Vos consignes =>
Répondez, s'il vous plaît, à ces questions sur l'extrait :
(a) D'après l'extrait, à qui revient la responsabilité de réfléchir au risque d'atteinte à des droits lors de l'élaboration de nouvelles lois ?
(b) D'où devrait venir l'initiative s'il faut diminuer des droits ancestraux ou issus de traités ?
(c) Quelle instance ne devrait pas en décider au préalable ?

Extrait retenu =>
+ + + + + + +

Je vais dire trois choses à ce sujet. Premièrement, quand ils élaborent de nouvelles lois, les fonctionnaires du ministère de la Justice devraient bien réfléchir au risque de contravention ou d'atteinte à des droits. C'est la responsabilité du ministère. Ils devraient le faire et en aviser les parlementaires quand ils étudient de nouveaux projets de loi. Après tout, le ministère de la Justice a certainement bien plus de ressources que les peuples autochtones, qui sont souvent obligés de venir s'exprimer sur de nouvelles lois risquant d'entrer en conflit avec leurs droits.

Deuxièmement, s'il est nécessaire de diminuer des droits ancestraux ou issus de traités pour favoriser un nouveau projet de loi, nous croyons que l'initiative devrait venir du Parlement. L'appareil exécutif ne devrait pas en décider au préalable. Si quelqu'un prétend que des droits ancestraux ou issus de traités doivent être abandonnés, c'est clairement aux parlementaires qu'il revient de trancher.

+ + + + + + +

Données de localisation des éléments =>
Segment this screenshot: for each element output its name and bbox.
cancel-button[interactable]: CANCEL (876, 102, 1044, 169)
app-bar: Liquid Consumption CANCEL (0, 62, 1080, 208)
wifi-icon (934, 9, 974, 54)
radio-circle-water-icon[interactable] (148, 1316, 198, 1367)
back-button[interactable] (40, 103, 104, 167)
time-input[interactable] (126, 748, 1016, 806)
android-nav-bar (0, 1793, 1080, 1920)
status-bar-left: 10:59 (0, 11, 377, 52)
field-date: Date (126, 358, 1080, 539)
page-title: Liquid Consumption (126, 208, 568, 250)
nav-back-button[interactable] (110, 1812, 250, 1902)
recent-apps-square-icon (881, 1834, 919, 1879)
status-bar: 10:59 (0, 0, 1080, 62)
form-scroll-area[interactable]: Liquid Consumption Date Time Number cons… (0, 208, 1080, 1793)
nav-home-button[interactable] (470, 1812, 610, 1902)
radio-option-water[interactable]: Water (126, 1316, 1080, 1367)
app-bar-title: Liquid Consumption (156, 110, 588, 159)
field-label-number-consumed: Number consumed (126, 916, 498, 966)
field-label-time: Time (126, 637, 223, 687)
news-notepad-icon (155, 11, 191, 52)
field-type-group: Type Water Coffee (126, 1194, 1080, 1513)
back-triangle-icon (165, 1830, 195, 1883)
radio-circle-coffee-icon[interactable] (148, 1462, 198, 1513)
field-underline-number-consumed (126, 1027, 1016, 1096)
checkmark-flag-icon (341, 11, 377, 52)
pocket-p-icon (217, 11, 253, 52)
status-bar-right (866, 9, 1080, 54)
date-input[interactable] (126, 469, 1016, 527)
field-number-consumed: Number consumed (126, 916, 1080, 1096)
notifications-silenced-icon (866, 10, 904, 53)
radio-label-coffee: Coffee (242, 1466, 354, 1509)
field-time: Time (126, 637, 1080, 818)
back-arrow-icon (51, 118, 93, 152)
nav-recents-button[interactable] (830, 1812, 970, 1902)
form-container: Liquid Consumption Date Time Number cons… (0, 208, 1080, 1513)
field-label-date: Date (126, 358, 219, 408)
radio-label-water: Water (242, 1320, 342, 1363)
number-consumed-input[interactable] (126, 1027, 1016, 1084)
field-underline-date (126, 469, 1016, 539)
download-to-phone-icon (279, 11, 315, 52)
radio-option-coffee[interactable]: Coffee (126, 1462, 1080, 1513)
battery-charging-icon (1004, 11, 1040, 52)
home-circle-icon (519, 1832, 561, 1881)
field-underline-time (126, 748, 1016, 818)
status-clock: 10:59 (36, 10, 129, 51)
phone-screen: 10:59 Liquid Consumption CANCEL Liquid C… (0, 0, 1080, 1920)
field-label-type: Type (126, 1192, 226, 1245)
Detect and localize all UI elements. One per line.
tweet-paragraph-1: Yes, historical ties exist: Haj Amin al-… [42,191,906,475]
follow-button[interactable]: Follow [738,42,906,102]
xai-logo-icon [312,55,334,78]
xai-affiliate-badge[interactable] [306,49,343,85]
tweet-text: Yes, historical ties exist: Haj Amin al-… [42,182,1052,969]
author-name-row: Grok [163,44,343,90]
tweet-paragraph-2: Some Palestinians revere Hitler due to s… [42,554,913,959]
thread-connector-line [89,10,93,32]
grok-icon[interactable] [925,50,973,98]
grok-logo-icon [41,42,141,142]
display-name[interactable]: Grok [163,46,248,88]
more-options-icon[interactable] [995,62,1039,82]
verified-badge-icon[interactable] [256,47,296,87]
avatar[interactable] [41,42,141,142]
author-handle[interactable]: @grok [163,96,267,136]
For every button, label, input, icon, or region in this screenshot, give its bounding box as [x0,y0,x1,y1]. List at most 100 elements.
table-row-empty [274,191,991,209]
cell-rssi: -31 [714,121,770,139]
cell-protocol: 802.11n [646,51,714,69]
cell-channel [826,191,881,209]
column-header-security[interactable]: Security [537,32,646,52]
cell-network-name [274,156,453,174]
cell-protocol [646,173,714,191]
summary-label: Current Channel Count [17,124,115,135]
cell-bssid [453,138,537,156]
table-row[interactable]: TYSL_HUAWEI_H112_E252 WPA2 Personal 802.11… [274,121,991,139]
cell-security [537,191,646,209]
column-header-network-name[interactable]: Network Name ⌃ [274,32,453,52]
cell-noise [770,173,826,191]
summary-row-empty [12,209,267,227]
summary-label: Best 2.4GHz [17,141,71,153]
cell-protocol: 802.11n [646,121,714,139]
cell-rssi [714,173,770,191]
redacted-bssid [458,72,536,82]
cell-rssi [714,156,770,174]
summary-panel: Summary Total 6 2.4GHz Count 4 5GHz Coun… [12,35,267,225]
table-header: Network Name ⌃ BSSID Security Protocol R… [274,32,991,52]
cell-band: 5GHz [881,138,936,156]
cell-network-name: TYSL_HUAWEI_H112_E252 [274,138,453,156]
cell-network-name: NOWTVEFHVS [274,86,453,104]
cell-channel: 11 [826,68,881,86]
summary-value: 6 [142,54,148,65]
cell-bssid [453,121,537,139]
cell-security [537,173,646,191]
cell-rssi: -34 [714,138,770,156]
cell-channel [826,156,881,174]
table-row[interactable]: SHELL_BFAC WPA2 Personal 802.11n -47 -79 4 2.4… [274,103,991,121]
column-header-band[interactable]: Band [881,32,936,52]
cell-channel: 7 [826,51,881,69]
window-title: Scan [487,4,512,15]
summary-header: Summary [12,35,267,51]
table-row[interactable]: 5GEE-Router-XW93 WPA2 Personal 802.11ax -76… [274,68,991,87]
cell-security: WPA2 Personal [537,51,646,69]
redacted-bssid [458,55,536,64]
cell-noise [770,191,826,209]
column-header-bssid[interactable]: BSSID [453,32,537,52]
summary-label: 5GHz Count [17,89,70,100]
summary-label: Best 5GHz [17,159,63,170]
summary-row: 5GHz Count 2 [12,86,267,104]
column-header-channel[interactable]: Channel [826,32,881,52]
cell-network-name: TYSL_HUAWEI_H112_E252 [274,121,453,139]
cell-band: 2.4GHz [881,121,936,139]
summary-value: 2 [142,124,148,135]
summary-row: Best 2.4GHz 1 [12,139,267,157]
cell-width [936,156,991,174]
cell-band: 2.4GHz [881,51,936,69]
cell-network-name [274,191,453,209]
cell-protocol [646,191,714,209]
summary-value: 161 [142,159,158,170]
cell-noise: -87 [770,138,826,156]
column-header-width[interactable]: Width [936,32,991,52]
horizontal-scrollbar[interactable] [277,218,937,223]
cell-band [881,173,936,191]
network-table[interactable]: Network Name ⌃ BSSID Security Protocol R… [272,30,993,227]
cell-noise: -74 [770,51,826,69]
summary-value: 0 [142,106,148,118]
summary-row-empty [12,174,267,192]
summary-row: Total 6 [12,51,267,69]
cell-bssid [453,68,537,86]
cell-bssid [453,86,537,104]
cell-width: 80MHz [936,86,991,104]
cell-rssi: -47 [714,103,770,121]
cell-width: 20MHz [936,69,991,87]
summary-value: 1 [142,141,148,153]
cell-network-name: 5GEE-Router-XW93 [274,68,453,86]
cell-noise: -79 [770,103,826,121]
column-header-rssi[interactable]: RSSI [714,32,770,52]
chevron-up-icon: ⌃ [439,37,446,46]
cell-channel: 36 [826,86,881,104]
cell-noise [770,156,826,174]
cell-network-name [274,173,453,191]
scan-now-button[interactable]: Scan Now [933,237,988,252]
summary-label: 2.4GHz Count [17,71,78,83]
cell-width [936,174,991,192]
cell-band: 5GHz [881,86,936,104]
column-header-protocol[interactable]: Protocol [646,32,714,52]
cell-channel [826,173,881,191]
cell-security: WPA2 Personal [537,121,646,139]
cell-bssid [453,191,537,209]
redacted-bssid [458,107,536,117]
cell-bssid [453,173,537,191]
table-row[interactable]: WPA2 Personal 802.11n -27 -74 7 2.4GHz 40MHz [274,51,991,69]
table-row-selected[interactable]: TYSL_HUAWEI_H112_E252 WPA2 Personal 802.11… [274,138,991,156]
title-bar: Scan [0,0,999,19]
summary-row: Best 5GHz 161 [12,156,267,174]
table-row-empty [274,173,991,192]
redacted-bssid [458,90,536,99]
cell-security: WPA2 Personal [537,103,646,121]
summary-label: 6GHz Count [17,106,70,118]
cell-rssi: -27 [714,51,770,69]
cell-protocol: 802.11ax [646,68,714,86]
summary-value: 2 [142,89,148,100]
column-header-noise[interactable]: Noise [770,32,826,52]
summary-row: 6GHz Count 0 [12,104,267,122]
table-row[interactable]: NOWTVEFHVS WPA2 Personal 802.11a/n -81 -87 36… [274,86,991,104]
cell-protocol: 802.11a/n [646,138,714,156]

+ + + + + + +

Réponse à la consigne =>
(a) Au ministère de la Justice, par ses fonctionnaires.
(b) Du Parlement.
(c) L'appareil exécutif.